→ WHAT THE TASK REQUIRES
Find the lines holding "text" and copy them.

Stored items
------------------------------------

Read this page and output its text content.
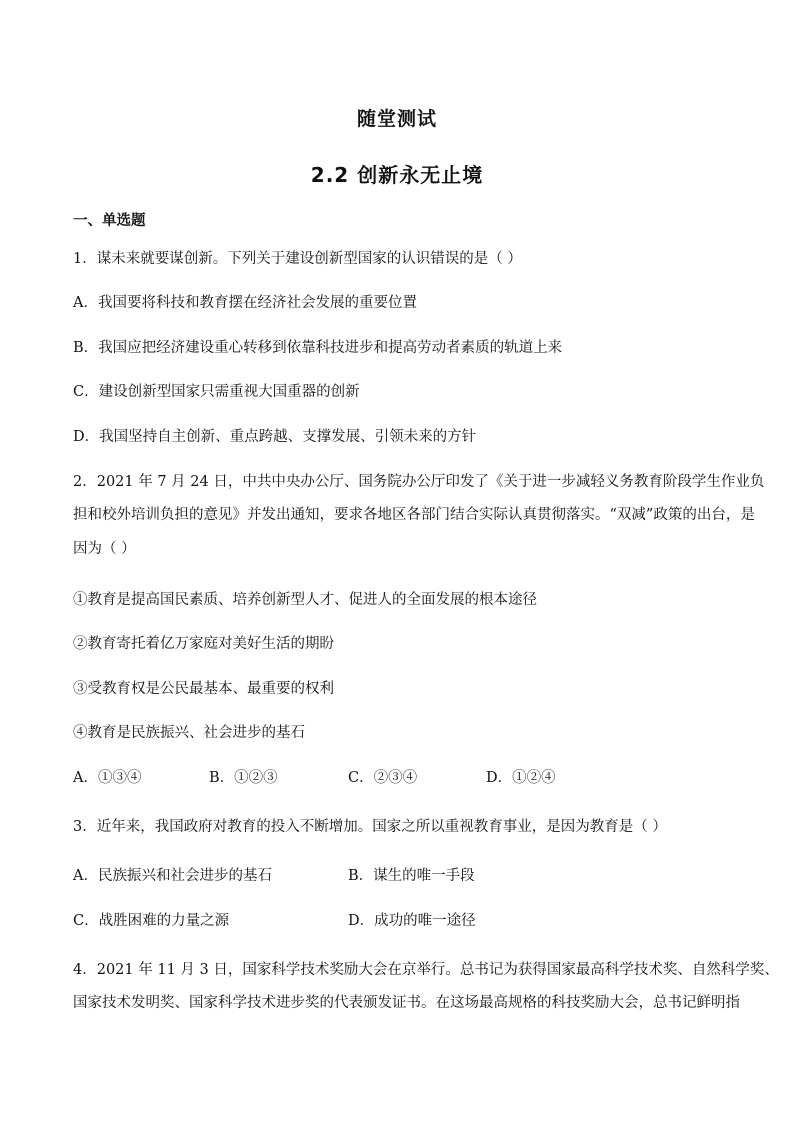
随堂测试
2.2 创新永无止境
一、单选题
1．谋未来就要谋创新。下列关于建设创新型国家的认识错误的是（ ）
A．我国要将科技和教育摆在经济社会发展的重要位置
B．我国应把经济建设重心转移到依靠科技进步和提高劳动者素质的轨道上来
C．建设创新型国家只需重视大国重器的创新
D．我国坚持自主创新、重点跨越、支撑发展、引领未来的方针
2．2021 年 7 月 24 日，中共中央办公厅、国务院办公厅印发了《关于进一步减轻义务教育阶段学生作业负
担和校外培训负担的意见》并发出通知，要求各地区各部门结合实际认真贯彻落实。“双减”政策的出台，是
因为（ ）
①教育是提高国民素质、培养创新型人才、促进人的全面发展的根本途径
②教育寄托着亿万家庭对美好生活的期盼
③受教育权是公民最基本、最重要的权利
④教育是民族振兴、社会进步的基石
A．①③④	B．①②③	C．②③④	D．①②④
3．近年来，我国政府对教育的投入不断增加。国家之所以重视教育事业，是因为教育是（ ）
A．民族振兴和社会进步的基石	B．谋生的唯一手段
C．战胜困难的力量之源	D．成功的唯一途径
4．2021 年 11 月 3 日，国家科学技术奖励大会在京举行。总书记为获得国家最高科学技术奖、自然科学奖、
国家技术发明奖、国家科学技术进步奖的代表颁发证书。在这场最高规格的科技奖励大会，总书记鲜明指
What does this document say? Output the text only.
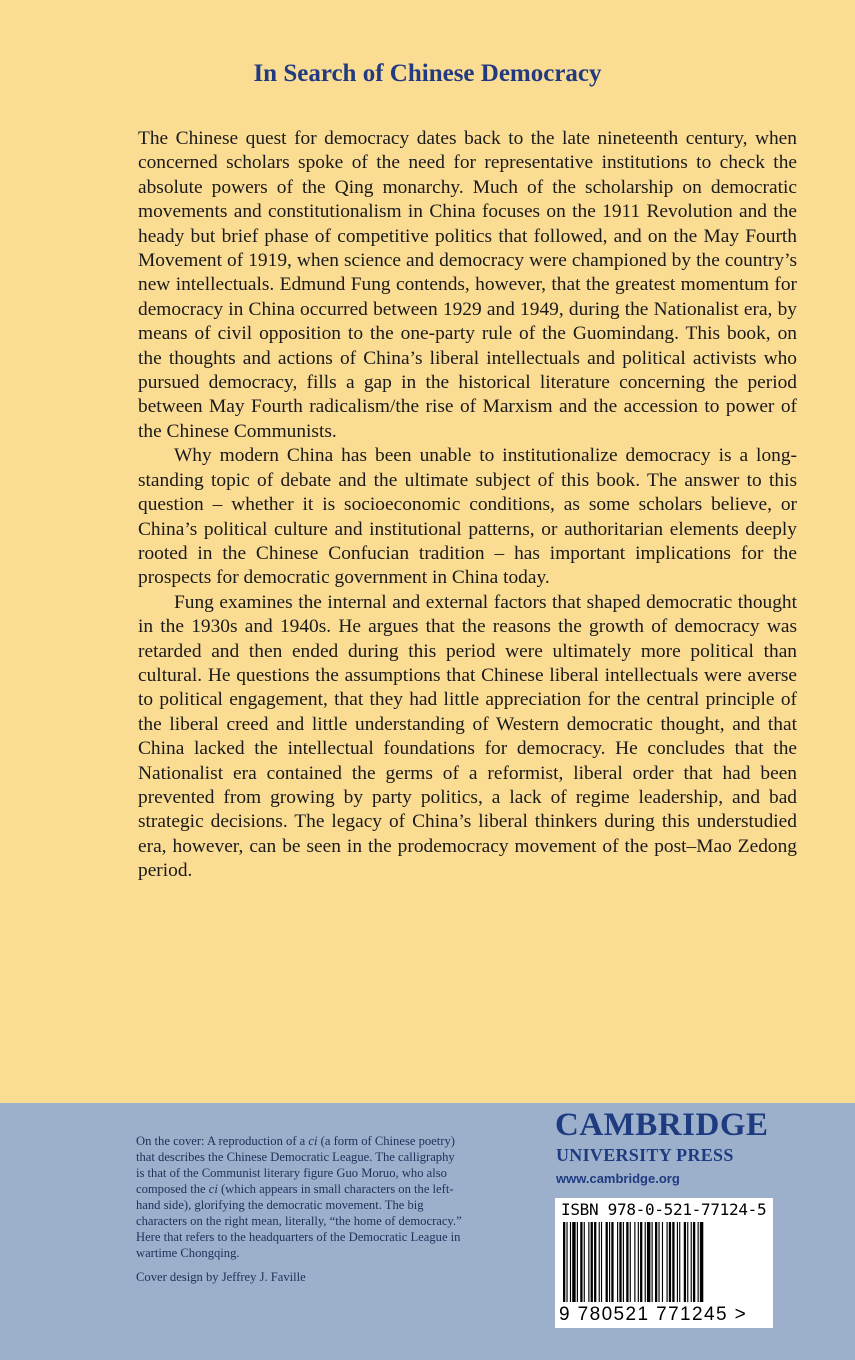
In Search of Chinese Democracy

The Chinese quest for democracy dates back to the late nineteenth century, when concerned scholars spoke of the need for representative institutions to check the absolute powers of the Qing monarchy. Much of the scholarship on democratic movements and constitutionalism in China focuses on the 1911 Revolution and the heady but brief phase of competitive politics that followed, and on the May Fourth Movement of 1919, when science and democracy were championed by the country’s new intellectuals. Edmund Fung contends, however, that the greatest momentum for democracy in China occurred between 1929 and 1949, during the Nationalist era, by means of civil opposition to the one-party rule of the Guomindang. This book, on the thoughts and actions of China’s liberal intellectuals and political activists who pursued democracy, fills a gap in the historical literature concerning the period between May Fourth radicalism/the rise of Marxism and the accession to power of the Chinese Communists.

Why modern China has been unable to institutionalize democracy is a long-standing topic of debate and the ultimate subject of this book. The answer to this question – whether it is socioeconomic conditions, as some scholars believe, or China’s political culture and institutional patterns, or authoritarian elements deeply rooted in the Chinese Confucian tradition – has important implications for the prospects for democratic government in China today.

Fung examines the internal and external factors that shaped democratic thought in the 1930s and 1940s. He argues that the reasons the growth of democracy was retarded and then ended during this period were ultimately more political than cultural. He questions the assumptions that Chinese liberal intellectuals were averse to political engagement, that they had little appreciation for the central principle of the liberal creed and little understanding of Western democratic thought, and that China lacked the intellectual foundations for democracy. He concludes that the Nationalist era contained the germs of a reformist, liberal order that had been prevented from growing by party politics, a lack of regime leadership, and bad strategic decisions. The legacy of China’s liberal thinkers during this understudied era, however, can be seen in the prodemocracy movement of the post–Mao Zedong period.

On the cover: A reproduction of a ci (a form of Chinese poetry) that describes the Chinese Democratic League. The calligraphy is that of the Communist literary figure Guo Moruo, who also composed the ci (which appears in small characters on the left-hand side), glorifying the democratic movement. The big characters on the right mean, literally, “the home of democracy.” Here that refers to the headquarters of the Democratic League in wartime Chongqing.

Cover design by Jeffrey J. Faville

CAMBRIDGE
UNIVERSITY PRESS
www.cambridge.org
ISBN 978-0-521-77124-5
9 780521 771245 >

------------------------------------

→ RESULT BELOW
Read this page and output its text content.
What does this document say? Output the text only.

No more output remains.